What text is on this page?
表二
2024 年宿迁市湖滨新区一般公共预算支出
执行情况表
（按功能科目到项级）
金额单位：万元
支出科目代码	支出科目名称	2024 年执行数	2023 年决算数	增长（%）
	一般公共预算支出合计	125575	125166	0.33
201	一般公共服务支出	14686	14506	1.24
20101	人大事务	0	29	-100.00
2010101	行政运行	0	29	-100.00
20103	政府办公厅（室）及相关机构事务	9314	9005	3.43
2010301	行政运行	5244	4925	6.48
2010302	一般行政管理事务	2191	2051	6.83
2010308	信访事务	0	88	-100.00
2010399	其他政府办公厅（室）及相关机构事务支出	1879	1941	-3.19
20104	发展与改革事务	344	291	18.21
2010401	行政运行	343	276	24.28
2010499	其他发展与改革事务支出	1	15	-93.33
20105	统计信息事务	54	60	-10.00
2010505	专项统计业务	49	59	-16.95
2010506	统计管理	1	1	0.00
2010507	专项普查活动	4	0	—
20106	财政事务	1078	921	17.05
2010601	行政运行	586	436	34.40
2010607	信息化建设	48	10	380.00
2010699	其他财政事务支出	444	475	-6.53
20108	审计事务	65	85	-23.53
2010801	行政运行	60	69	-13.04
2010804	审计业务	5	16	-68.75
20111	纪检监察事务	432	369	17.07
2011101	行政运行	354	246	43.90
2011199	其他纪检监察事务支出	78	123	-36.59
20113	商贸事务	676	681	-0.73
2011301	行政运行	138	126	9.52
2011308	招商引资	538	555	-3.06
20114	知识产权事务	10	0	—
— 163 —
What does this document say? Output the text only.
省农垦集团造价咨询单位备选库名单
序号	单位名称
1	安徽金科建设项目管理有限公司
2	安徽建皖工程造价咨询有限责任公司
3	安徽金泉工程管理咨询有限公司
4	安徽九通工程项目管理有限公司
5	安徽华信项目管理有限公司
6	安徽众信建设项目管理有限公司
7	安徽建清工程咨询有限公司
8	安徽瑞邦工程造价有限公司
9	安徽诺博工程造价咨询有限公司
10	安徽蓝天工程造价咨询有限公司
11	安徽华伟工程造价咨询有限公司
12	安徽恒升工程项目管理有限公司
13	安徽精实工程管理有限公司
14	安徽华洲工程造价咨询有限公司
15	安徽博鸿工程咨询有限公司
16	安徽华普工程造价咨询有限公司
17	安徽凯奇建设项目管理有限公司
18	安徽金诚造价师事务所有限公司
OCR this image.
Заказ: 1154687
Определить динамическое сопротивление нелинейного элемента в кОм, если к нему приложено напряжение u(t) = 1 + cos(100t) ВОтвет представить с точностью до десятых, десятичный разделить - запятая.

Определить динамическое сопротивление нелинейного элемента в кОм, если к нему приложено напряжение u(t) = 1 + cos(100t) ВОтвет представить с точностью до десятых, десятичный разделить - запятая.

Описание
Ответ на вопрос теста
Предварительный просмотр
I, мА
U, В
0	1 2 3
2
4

::::

### Exercise prompt
Search the records for the word "this" and copy every line where it occurs.

### Result below
What text is on this page?
What does this document say? Output the text only.
OCR this image.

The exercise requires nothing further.